REQUIRED WORK:
Each line should be copied exactly.

Figure record listings:

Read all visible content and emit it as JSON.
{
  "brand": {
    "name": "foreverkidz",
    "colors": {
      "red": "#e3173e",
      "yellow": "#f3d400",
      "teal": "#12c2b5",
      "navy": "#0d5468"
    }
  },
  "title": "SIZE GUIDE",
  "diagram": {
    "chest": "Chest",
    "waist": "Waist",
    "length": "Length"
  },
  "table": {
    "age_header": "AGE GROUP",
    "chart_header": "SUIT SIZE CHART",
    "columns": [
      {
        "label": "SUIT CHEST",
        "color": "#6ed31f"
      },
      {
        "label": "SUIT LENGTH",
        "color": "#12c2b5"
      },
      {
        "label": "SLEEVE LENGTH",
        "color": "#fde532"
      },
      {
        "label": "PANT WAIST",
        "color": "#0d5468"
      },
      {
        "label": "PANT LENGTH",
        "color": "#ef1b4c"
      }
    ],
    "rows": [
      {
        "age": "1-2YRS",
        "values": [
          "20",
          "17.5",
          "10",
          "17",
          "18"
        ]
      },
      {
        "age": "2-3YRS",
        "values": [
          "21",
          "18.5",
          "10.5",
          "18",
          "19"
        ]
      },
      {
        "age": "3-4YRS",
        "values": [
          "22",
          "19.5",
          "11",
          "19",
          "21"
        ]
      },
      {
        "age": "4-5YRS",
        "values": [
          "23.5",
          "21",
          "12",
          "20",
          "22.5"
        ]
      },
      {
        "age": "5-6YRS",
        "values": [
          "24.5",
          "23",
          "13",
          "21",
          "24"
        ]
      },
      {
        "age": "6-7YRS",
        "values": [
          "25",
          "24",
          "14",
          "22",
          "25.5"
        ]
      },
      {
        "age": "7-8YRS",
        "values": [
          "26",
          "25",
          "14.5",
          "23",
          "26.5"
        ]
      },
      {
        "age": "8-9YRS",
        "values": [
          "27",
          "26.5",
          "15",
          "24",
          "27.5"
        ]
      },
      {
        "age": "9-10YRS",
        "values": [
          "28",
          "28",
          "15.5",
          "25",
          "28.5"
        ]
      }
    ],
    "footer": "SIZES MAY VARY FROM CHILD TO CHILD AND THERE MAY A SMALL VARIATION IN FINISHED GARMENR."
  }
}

RESPONSE:
Read all visible content and emit it as JSON.
{
  "brand": {
    "name": "foreverkidz",
    "colors": {
      "red": "#e3173e",
      "yellow": "#f3d400",
      "teal": "#12c2b5",
      "navy": "#0d5468"
    }
  },
  "title": "SIZE GUIDE",
  "diagram": {
    "chest": "Chest",
    "waist": "Waist",
    "length": "Length"
  },
  "table": {
    "age_header": "AGE GROUP",
    "chart_header": "SUIT SIZE CHART",
    "columns": [
      {
        "label": "SUIT CHEST",
        "color": "#6ed31f"
      },
      {
        "label": "SUIT LENGTH",
        "color": "#12c2b5"
      },
      {
        "label": "SLEEVE LENGTH",
        "color": "#fde532"
      },
      {
        "label": "PANT WAIST",
        "color": "#0d5468"
      },
      {
        "label": "PANT LENGTH",
        "color": "#ef1b4c"
      }
    ],
    "rows": [
      {
        "age": "1-2YRS",
        "values": [
          "20",
          "17.5",
          "10",
          "17",
          "18"
        ]
      },
      {
        "age": "2-3YRS",
        "values": [
          "21",
          "18.5",
          "10.5",
          "18",
          "19"
        ]
      },
      {
        "age": "3-4YRS",
        "values": [
          "22",
          "19.5",
          "11",
          "19",
          "21"
        ]
      },
      {
        "age": "4-5YRS",
        "values": [
          "23.5",
          "21",
          "12",
          "20",
          "22.5"
        ]
      },
      {
        "age": "5-6YRS",
        "values": [
          "24.5",
          "23",
          "13",
          "21",
          "24"
        ]
      },
      {
        "age": "6-7YRS",
        "values": [
          "25",
          "24",
          "14",
          "22",
          "25.5"
        ]
      },
      {
        "age": "7-8YRS",
        "values": [
          "26",
          "25",
          "14.5",
          "23",
          "26.5"
        ]
      },
      {
        "age": "8-9YRS",
        "values": [
          "27",
          "26.5",
          "15",
          "24",
          "27.5"
        ]
      },
      {
        "age": "9-10YRS",
        "values": [
          "28",
          "28",
          "15.5",
          "25",
          "28.5"
        ]
      }
    ],
    "footer": "SIZES MAY VARY FROM CHILD TO CHILD AND THERE MAY A SMALL VARIATION IN FINISHED GARMENR."
  }
}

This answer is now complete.